### PROBLEM REQUIREMENTS
From the entries below, list each line with "nBalance".
—————
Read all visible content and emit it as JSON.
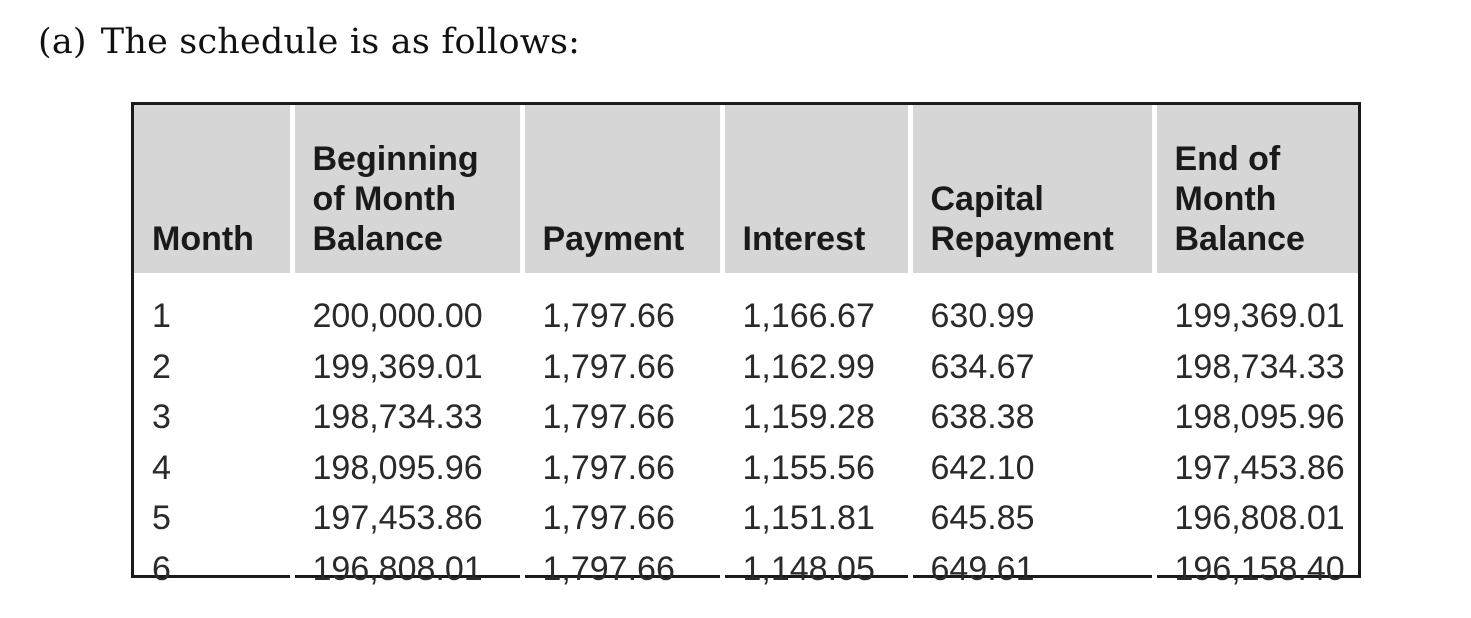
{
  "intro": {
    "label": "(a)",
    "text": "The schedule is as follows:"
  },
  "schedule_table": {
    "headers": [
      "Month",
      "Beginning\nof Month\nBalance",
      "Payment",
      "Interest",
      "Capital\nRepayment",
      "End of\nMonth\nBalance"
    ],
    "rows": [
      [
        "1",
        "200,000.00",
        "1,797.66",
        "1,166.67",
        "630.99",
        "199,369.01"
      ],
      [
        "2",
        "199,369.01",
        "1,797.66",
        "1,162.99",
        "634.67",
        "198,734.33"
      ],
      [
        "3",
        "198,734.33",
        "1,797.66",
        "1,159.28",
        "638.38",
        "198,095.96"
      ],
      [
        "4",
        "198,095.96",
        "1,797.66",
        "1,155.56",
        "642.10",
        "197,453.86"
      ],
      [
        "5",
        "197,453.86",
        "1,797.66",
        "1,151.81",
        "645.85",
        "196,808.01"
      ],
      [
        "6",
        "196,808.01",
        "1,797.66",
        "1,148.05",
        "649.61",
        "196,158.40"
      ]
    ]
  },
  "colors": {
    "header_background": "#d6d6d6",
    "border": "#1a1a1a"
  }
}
—————
### OUTPUT OF THE TASK
      "Beginning\nof Month\nBalance",
      "End of\nMonth\nBalance"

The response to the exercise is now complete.